_Material provided_
>>>>

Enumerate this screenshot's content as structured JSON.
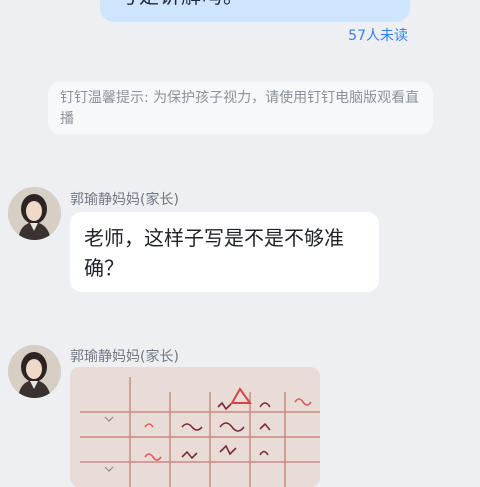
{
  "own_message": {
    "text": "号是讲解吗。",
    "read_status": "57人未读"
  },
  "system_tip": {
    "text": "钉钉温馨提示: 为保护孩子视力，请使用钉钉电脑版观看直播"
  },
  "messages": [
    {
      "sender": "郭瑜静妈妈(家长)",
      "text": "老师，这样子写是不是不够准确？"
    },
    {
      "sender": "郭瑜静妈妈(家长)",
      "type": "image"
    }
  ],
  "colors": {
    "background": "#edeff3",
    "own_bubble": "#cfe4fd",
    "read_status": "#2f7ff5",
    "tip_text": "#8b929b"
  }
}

<<<<

_What is being asked_
Using the data above, print every line exactly, omitting pictures.

_Solution to this task_
Enumerate this screenshot's content as structured JSON.
{
  "own_message": {
    "text": "号是讲解吗。",
    "read_status": "57人未读"
  },
  "system_tip": {
    "text": "钉钉温馨提示: 为保护孩子视力，请使用钉钉电脑版观看直播"
  },
  "messages": [
    {
      "sender": "郭瑜静妈妈(家长)",
      "text": "老师，这样子写是不是不够准确？"
    },
    {
      "sender": "郭瑜静妈妈(家长)",
      "type": "image"
    }
  ],
  "colors": {
    "background": "#edeff3",
    "own_bubble": "#cfe4fd",
    "read_status": "#2f7ff5",
    "tip_text": "#8b929b"
  }
}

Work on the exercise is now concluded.